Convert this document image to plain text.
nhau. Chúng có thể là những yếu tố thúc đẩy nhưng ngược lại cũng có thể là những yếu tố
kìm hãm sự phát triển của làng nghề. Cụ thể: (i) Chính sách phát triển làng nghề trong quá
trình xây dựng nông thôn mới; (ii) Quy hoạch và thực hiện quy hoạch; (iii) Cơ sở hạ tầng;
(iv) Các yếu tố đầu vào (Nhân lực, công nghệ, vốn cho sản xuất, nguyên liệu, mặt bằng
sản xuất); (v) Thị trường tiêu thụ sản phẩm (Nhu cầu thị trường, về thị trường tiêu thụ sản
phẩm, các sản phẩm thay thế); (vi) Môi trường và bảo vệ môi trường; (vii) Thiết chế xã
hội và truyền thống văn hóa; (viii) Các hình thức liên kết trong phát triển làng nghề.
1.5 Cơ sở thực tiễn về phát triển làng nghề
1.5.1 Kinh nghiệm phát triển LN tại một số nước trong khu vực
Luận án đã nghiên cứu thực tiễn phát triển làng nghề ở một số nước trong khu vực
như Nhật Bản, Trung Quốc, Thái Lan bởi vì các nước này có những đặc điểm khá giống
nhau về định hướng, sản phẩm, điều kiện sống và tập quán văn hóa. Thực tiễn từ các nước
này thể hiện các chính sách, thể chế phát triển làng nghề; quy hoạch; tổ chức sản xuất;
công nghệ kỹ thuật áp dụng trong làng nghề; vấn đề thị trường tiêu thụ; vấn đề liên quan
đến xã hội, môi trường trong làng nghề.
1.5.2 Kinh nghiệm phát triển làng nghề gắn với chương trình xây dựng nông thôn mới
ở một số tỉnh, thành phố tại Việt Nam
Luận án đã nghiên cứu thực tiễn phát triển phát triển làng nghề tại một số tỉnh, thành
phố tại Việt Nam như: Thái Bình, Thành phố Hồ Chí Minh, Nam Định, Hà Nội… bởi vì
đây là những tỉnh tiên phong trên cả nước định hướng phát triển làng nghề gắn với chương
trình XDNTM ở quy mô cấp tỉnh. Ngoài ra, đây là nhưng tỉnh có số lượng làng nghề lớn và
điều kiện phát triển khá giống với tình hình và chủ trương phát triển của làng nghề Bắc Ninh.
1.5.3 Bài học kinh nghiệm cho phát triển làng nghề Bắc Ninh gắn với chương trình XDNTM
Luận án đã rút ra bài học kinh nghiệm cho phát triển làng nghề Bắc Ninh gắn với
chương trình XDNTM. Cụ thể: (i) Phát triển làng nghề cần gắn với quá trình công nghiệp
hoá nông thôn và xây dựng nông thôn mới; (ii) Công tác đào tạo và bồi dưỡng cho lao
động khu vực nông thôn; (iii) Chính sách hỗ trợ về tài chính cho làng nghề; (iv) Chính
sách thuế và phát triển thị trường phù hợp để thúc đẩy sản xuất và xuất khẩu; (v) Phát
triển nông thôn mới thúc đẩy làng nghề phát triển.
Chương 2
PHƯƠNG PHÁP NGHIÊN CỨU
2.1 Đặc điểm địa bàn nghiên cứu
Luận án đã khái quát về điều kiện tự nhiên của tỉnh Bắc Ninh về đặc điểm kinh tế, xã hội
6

■ EXERCISE DESCRIPTION:
Look over the material above and show each line where "hoạch" appears.

■ RESULT:
trình xây dựng nông thôn mới; (ii) Quy hoạch và thực hiện quy hoạch; (iii) Cơ sở hạ tầng;
này thể hiện các chính sách, thể chế phát triển làng nghề; quy hoạch; tổ chức sản xuất;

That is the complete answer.